# [DIRECTIONS FOR THIS TASK]
Every entry needs to be printed exactly, please.

# [SUPPLIED RECORDS]
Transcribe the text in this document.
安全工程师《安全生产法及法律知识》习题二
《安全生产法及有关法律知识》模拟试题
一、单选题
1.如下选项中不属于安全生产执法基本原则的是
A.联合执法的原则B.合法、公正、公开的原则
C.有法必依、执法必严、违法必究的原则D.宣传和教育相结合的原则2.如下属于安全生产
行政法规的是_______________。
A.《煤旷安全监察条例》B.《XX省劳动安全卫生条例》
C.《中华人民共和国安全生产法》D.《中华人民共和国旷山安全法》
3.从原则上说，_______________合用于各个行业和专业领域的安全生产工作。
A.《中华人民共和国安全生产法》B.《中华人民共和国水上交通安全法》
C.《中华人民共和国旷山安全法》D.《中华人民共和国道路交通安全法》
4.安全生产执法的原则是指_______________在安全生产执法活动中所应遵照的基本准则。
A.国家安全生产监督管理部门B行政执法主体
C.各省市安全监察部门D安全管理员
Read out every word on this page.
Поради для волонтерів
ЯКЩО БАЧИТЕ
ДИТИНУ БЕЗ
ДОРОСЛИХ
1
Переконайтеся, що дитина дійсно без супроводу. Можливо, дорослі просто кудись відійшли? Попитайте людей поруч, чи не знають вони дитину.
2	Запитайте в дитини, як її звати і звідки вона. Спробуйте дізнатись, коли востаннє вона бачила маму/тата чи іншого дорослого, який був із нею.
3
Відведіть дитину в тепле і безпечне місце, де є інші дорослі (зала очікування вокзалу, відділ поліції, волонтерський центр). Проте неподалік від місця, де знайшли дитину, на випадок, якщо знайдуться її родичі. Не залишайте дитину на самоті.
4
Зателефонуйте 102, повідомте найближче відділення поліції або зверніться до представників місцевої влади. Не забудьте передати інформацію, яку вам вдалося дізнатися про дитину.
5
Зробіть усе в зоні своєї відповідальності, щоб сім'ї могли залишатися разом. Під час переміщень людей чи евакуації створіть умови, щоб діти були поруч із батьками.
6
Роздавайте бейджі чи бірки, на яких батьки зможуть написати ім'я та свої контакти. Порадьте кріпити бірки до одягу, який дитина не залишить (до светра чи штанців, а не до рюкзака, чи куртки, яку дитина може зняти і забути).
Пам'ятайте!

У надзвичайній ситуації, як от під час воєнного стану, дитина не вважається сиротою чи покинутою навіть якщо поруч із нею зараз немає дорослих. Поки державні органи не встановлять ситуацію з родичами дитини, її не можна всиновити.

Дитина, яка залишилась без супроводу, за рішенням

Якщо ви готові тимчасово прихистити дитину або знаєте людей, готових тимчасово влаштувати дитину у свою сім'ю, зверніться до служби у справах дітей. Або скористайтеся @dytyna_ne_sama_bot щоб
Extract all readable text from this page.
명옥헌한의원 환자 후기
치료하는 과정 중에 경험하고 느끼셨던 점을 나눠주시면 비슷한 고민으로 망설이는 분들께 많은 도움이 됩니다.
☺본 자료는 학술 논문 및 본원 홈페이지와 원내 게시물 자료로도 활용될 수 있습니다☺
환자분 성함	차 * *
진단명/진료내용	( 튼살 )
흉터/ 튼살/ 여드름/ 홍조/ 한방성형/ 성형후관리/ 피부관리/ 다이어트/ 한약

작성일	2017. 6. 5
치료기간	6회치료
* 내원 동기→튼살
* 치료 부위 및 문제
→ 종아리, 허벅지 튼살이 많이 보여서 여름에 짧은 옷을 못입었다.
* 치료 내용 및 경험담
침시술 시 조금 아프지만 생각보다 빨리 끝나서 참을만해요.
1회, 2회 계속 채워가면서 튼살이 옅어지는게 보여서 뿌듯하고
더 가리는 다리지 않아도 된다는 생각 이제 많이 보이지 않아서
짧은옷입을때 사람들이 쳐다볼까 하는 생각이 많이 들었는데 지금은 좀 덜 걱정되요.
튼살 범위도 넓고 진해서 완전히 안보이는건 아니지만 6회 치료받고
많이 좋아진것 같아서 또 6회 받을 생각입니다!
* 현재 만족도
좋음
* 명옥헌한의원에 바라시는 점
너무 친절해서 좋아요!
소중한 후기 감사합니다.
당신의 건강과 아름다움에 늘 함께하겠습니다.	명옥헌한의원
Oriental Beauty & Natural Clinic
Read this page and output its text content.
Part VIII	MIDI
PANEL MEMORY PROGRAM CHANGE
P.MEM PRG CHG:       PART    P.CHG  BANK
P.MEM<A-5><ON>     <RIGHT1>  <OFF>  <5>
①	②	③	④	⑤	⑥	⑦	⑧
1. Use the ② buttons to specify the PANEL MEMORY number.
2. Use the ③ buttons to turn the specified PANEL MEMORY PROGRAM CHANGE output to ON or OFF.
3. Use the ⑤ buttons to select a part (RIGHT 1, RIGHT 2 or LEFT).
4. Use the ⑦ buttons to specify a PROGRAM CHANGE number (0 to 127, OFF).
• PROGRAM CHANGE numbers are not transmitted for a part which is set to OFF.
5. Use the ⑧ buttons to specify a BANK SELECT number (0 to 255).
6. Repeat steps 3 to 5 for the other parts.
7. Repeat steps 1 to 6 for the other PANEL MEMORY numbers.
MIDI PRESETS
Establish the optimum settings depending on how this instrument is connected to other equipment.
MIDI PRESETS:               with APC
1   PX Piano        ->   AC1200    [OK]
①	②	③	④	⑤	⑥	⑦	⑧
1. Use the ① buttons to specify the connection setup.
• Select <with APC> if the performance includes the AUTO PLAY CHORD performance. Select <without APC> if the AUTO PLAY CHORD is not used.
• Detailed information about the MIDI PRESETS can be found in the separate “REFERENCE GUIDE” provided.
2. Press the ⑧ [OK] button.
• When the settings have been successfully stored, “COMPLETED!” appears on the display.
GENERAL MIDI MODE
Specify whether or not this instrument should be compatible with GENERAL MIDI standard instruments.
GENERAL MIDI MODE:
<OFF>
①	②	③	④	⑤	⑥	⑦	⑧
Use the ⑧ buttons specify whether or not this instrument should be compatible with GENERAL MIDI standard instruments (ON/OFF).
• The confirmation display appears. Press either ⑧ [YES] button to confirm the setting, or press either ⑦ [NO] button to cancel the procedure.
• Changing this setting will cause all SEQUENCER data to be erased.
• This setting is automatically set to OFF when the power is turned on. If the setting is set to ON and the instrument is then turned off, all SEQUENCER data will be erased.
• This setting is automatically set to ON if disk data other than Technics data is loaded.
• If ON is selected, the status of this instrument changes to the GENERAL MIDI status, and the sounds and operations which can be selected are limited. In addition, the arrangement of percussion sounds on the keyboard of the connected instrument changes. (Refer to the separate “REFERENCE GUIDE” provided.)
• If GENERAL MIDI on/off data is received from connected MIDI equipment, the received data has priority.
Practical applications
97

# [SOLVED PROBLEM]
Transcribe the text in this document.
安全工程师《安全生产法及法律知识》习题二
《安全生产法及有关法律知识》模拟试题
一、单选题
1.如下选项中不属于安全生产执法基本原则的是
A.联合执法的原则B.合法、公正、公开的原则
C.有法必依、执法必严、违法必究的原则D.宣传和教育相结合的原则2.如下属于安全生产
行政法规的是_______________。
A.《煤旷安全监察条例》B.《XX省劳动安全卫生条例》
C.《中华人民共和国安全生产法》D.《中华人民共和国旷山安全法》
3.从原则上说，_______________合用于各个行业和专业领域的安全生产工作。
A.《中华人民共和国安全生产法》B.《中华人民共和国水上交通安全法》
C.《中华人民共和国旷山安全法》D.《中华人民共和国道路交通安全法》
4.安全生产执法的原则是指_______________在安全生产执法活动中所应遵照的基本准则。
A.国家安全生产监督管理部门B行政执法主体
C.各省市安全监察部门D安全管理员
Read out every word on this page.
Поради для волонтерів
ЯКЩО БАЧИТЕ
ДИТИНУ БЕЗ
ДОРОСЛИХ
1
Переконайтеся, що дитина дійсно без супроводу. Можливо, дорослі просто кудись відійшли? Попитайте людей поруч, чи не знають вони дитину.
2	Запитайте в дитини, як її звати і звідки вона. Спробуйте дізнатись, коли востаннє вона бачила маму/тата чи іншого дорослого, який був із нею.
3
Відведіть дитину в тепле і безпечне місце, де є інші дорослі (зала очікування вокзалу, відділ поліції, волонтерський центр). Проте неподалік від місця, де знайшли дитину, на випадок, якщо знайдуться її родичі. Не залишайте дитину на самоті.
4
Зателефонуйте 102, повідомте найближче відділення поліції або зверніться до представників місцевої влади. Не забудьте передати інформацію, яку вам вдалося дізнатися про дитину.
5
Зробіть усе в зоні своєї відповідальності, щоб сім'ї могли залишатися разом. Під час переміщень людей чи евакуації створіть умови, щоб діти були поруч із батьками.
6
Роздавайте бейджі чи бірки, на яких батьки зможуть написати ім'я та свої контакти. Порадьте кріпити бірки до одягу, який дитина не залишить (до светра чи штанців, а не до рюкзака, чи куртки, яку дитина може зняти і забути).
Пам'ятайте!

У надзвичайній ситуації, як от під час воєнного стану, дитина не вважається сиротою чи покинутою навіть якщо поруч із нею зараз немає дорослих. Поки державні органи не встановлять ситуацію з родичами дитини, її не можна всиновити.

Дитина, яка залишилась без супроводу, за рішенням

Якщо ви готові тимчасово прихистити дитину або знаєте людей, готових тимчасово влаштувати дитину у свою сім'ю, зверніться до служби у справах дітей. Або скористайтеся @dytyna_ne_sama_bot щоб
Extract all readable text from this page.
명옥헌한의원 환자 후기
치료하는 과정 중에 경험하고 느끼셨던 점을 나눠주시면 비슷한 고민으로 망설이는 분들께 많은 도움이 됩니다.
☺본 자료는 학술 논문 및 본원 홈페이지와 원내 게시물 자료로도 활용될 수 있습니다☺
환자분 성함	차 * *
진단명/진료내용	( 튼살 )
흉터/ 튼살/ 여드름/ 홍조/ 한방성형/ 성형후관리/ 피부관리/ 다이어트/ 한약

작성일	2017. 6. 5
치료기간	6회치료
* 내원 동기→튼살
* 치료 부위 및 문제
→ 종아리, 허벅지 튼살이 많이 보여서 여름에 짧은 옷을 못입었다.
* 치료 내용 및 경험담
침시술 시 조금 아프지만 생각보다 빨리 끝나서 참을만해요.
1회, 2회 계속 채워가면서 튼살이 옅어지는게 보여서 뿌듯하고
더 가리는 다리지 않아도 된다는 생각 이제 많이 보이지 않아서
짧은옷입을때 사람들이 쳐다볼까 하는 생각이 많이 들었는데 지금은 좀 덜 걱정되요.
튼살 범위도 넓고 진해서 완전히 안보이는건 아니지만 6회 치료받고
많이 좋아진것 같아서 또 6회 받을 생각입니다!
* 현재 만족도
좋음
* 명옥헌한의원에 바라시는 점
너무 친절해서 좋아요!
소중한 후기 감사합니다.
당신의 건강과 아름다움에 늘 함께하겠습니다.	명옥헌한의원
Oriental Beauty & Natural Clinic
Read this page and output its text content.
Part VIII	MIDI
PANEL MEMORY PROGRAM CHANGE
P.MEM PRG CHG:       PART    P.CHG  BANK
P.MEM<A-5><ON>     <RIGHT1>  <OFF>  <5>
①	②	③	④	⑤	⑥	⑦	⑧
1. Use the ② buttons to specify the PANEL MEMORY number.
2. Use the ③ buttons to turn the specified PANEL MEMORY PROGRAM CHANGE output to ON or OFF.
3. Use the ⑤ buttons to select a part (RIGHT 1, RIGHT 2 or LEFT).
4. Use the ⑦ buttons to specify a PROGRAM CHANGE number (0 to 127, OFF).
• PROGRAM CHANGE numbers are not transmitted for a part which is set to OFF.
5. Use the ⑧ buttons to specify a BANK SELECT number (0 to 255).
6. Repeat steps 3 to 5 for the other parts.
7. Repeat steps 1 to 6 for the other PANEL MEMORY numbers.
MIDI PRESETS
Establish the optimum settings depending on how this instrument is connected to other equipment.
MIDI PRESETS:               with APC
1   PX Piano        ->   AC1200    [OK]
①	②	③	④	⑤	⑥	⑦	⑧
1. Use the ① buttons to specify the connection setup.
• Select <with APC> if the performance includes the AUTO PLAY CHORD performance. Select <without APC> if the AUTO PLAY CHORD is not used.
• Detailed information about the MIDI PRESETS can be found in the separate “REFERENCE GUIDE” provided.
2. Press the ⑧ [OK] button.
• When the settings have been successfully stored, “COMPLETED!” appears on the display.
GENERAL MIDI MODE
Specify whether or not this instrument should be compatible with GENERAL MIDI standard instruments.
GENERAL MIDI MODE:
<OFF>
①	②	③	④	⑤	⑥	⑦	⑧
Use the ⑧ buttons specify whether or not this instrument should be compatible with GENERAL MIDI standard instruments (ON/OFF).
• The confirmation display appears. Press either ⑧ [YES] button to confirm the setting, or press either ⑦ [NO] button to cancel the procedure.
• Changing this setting will cause all SEQUENCER data to be erased.
• This setting is automatically set to OFF when the power is turned on. If the setting is set to ON and the instrument is then turned off, all SEQUENCER data will be erased.
• This setting is automatically set to ON if disk data other than Technics data is loaded.
• If ON is selected, the status of this instrument changes to the GENERAL MIDI status, and the sounds and operations which can be selected are limited. In addition, the arrangement of percussion sounds on the keyboard of the connected instrument changes. (Refer to the separate “REFERENCE GUIDE” provided.)
• If GENERAL MIDI on/off data is received from connected MIDI equipment, the received data has priority.
Practical applications
97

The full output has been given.